Exercise directions:
Each entry below is to be transcribed exactly.

** start **

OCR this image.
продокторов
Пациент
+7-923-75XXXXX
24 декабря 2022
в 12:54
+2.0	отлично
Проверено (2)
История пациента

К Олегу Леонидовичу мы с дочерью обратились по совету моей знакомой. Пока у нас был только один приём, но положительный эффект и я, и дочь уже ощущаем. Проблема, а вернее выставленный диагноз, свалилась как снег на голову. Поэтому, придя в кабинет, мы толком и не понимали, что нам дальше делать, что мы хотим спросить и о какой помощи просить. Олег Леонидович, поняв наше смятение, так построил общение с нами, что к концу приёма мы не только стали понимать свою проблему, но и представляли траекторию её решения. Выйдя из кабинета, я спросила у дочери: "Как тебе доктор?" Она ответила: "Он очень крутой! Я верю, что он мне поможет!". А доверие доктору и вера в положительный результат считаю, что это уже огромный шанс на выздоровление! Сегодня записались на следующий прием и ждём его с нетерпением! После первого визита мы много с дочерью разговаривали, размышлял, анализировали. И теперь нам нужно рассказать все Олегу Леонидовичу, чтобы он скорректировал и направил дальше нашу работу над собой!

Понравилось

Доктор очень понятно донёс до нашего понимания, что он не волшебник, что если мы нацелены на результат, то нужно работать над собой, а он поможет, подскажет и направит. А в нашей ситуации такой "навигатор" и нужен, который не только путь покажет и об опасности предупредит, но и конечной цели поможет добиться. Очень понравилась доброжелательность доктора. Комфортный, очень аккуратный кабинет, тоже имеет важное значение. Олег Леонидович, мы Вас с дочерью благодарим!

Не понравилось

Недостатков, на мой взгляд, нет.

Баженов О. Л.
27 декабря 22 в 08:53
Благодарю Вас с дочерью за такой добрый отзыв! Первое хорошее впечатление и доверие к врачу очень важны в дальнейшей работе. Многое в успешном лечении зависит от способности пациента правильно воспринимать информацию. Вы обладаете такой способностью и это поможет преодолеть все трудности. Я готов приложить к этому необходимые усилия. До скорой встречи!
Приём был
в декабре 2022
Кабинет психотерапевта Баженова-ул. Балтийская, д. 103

** end **

Result of the task:
OCR this image.
продокторов
Пациент
+7-923-75XXXXX
24 декабря 2022
в 12:54
+2.0	отлично
Проверено (2)
История пациента

К Олегу Леонидовичу мы с дочерью обратились по совету моей знакомой. Пока у нас был только один приём, но положительный эффект и я, и дочь уже ощущаем. Проблема, а вернее выставленный диагноз, свалилась как снег на голову. Поэтому, придя в кабинет, мы толком и не понимали, что нам дальше делать, что мы хотим спросить и о какой помощи просить. Олег Леонидович, поняв наше смятение, так построил общение с нами, что к концу приёма мы не только стали понимать свою проблему, но и представляли траекторию её решения. Выйдя из кабинета, я спросила у дочери: "Как тебе доктор?" Она ответила: "Он очень крутой! Я верю, что он мне поможет!". А доверие доктору и вера в положительный результат считаю, что это уже огромный шанс на выздоровление! Сегодня записались на следующий прием и ждём его с нетерпением! После первого визита мы много с дочерью разговаривали, размышлял, анализировали. И теперь нам нужно рассказать все Олегу Леонидовичу, чтобы он скорректировал и направил дальше нашу работу над собой!

Понравилось

Доктор очень понятно донёс до нашего понимания, что он не волшебник, что если мы нацелены на результат, то нужно работать над собой, а он поможет, подскажет и направит. А в нашей ситуации такой "навигатор" и нужен, который не только путь покажет и об опасности предупредит, но и конечной цели поможет добиться. Очень понравилась доброжелательность доктора. Комфортный, очень аккуратный кабинет, тоже имеет важное значение. Олег Леонидович, мы Вас с дочерью благодарим!

Не понравилось

Недостатков, на мой взгляд, нет.

Баженов О. Л.
27 декабря 22 в 08:53
Благодарю Вас с дочерью за такой добрый отзыв! Первое хорошее впечатление и доверие к врачу очень важны в дальнейшей работе. Многое в успешном лечении зависит от способности пациента правильно воспринимать информацию. Вы обладаете такой способностью и это поможет преодолеть все трудности. Я готов приложить к этому необходимые усилия. До скорой встречи!
Приём был
в декабре 2022
Кабинет психотерапевта Баженова-ул. Балтийская, д. 103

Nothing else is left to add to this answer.